__Exercise description__. Gather each line containing the string "name" from these entries.

** begin **

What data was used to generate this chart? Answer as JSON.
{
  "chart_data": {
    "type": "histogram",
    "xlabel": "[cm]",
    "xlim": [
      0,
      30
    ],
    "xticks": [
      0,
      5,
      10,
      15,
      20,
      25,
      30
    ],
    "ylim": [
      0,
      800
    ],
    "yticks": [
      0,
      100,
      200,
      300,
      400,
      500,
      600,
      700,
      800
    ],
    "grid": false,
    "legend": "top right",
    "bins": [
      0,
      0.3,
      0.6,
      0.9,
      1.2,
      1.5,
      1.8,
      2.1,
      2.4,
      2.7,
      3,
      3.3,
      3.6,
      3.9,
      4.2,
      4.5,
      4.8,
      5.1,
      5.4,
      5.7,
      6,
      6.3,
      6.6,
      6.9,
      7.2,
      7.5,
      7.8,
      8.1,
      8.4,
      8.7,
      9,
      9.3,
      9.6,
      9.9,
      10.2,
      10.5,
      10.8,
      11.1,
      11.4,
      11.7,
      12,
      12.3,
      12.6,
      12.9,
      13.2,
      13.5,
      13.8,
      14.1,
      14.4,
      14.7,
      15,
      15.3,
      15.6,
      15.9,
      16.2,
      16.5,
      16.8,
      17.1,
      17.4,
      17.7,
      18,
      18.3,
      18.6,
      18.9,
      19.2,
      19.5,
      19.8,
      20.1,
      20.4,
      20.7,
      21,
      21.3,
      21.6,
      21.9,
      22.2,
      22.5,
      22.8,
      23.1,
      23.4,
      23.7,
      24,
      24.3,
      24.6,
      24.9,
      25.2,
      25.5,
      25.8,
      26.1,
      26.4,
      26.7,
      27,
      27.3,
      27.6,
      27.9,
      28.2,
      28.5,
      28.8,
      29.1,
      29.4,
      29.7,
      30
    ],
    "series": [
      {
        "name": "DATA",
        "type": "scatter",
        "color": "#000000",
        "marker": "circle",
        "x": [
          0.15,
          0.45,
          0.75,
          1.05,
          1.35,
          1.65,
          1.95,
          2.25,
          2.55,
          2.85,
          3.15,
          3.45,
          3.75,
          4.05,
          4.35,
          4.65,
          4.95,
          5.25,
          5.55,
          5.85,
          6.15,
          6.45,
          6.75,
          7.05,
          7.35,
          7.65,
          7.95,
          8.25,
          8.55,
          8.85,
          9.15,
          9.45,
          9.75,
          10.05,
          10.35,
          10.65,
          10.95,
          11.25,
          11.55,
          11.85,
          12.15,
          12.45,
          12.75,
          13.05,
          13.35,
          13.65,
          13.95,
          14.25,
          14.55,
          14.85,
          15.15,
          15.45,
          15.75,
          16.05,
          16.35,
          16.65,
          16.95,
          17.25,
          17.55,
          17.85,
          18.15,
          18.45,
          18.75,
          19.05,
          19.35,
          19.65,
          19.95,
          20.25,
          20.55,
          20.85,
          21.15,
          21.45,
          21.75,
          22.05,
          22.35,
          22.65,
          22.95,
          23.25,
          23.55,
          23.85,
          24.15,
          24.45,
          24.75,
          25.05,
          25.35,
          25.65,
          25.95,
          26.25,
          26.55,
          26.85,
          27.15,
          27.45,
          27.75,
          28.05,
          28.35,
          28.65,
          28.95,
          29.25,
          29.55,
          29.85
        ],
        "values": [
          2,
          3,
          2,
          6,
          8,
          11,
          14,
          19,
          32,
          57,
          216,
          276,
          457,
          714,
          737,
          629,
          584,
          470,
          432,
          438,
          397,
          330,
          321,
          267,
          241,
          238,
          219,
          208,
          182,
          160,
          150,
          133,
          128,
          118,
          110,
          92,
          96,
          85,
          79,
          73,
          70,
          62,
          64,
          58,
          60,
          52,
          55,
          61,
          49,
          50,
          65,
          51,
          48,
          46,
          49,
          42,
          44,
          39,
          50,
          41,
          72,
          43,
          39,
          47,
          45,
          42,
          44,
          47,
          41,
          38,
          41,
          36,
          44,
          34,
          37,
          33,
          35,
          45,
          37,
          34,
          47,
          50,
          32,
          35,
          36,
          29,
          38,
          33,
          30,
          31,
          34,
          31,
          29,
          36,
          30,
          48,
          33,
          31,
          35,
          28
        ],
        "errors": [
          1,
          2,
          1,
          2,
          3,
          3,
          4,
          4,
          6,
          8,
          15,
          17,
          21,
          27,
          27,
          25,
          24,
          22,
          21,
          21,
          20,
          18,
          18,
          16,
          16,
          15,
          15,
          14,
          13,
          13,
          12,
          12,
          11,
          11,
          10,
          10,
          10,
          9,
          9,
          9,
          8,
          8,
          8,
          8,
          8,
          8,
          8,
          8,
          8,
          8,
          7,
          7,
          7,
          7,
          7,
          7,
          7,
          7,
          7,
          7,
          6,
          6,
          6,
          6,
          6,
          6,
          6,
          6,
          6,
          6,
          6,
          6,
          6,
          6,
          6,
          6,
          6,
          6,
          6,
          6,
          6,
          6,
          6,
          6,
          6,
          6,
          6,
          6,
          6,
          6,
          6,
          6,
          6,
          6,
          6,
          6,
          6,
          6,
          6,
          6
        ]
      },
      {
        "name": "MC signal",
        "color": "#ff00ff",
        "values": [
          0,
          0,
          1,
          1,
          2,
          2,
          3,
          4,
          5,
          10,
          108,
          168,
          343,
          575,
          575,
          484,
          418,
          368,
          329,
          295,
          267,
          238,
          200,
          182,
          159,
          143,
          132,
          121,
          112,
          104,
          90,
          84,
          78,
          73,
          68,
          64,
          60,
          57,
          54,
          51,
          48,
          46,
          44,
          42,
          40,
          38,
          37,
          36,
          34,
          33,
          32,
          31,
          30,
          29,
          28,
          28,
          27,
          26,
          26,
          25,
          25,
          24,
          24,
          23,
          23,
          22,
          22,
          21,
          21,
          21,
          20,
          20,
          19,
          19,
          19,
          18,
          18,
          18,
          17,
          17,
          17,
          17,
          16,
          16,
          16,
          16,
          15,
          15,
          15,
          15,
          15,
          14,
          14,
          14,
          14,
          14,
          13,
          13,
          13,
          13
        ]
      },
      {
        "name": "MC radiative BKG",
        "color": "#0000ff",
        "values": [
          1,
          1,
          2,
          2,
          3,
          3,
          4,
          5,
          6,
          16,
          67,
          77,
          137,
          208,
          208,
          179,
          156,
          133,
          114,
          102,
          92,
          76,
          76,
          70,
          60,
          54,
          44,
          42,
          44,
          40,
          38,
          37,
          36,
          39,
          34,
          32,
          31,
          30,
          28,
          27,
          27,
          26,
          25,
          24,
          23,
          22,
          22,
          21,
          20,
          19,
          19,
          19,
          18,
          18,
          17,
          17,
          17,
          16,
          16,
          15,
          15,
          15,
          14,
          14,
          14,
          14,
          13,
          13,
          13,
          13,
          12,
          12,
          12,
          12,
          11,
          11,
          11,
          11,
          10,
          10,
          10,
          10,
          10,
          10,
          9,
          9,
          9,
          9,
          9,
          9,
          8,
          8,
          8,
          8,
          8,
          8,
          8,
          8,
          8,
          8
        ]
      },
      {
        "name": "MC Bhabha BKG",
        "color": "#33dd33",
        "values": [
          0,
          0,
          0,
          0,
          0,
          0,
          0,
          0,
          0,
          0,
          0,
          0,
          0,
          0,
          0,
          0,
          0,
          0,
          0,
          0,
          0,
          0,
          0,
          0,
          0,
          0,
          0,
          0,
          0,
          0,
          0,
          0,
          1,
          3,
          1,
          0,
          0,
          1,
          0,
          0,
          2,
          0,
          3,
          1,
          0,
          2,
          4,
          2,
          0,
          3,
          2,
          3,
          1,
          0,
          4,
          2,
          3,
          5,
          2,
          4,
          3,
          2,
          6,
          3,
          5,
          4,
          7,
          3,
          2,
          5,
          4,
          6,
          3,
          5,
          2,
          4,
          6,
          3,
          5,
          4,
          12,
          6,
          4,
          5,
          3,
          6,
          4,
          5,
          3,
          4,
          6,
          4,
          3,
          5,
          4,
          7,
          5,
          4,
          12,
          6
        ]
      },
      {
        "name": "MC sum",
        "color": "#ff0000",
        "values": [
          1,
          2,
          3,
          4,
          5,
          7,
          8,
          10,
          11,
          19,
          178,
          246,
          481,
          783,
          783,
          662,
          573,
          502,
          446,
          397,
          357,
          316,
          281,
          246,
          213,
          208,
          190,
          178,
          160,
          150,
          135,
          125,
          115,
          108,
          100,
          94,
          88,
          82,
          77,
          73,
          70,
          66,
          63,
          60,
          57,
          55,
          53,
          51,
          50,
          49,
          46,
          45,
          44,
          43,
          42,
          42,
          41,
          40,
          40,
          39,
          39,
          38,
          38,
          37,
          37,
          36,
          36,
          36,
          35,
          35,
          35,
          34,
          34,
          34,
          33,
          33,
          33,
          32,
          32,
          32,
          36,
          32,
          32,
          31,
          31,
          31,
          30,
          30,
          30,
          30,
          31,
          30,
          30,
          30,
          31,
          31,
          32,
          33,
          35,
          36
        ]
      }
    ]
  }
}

** end **

__Answer in full__.
        "name": "DATA",
        "name": "MC signal",
        "name": "MC radiative BKG",
        "name": "MC Bhabha BKG",
        "name": "MC sum",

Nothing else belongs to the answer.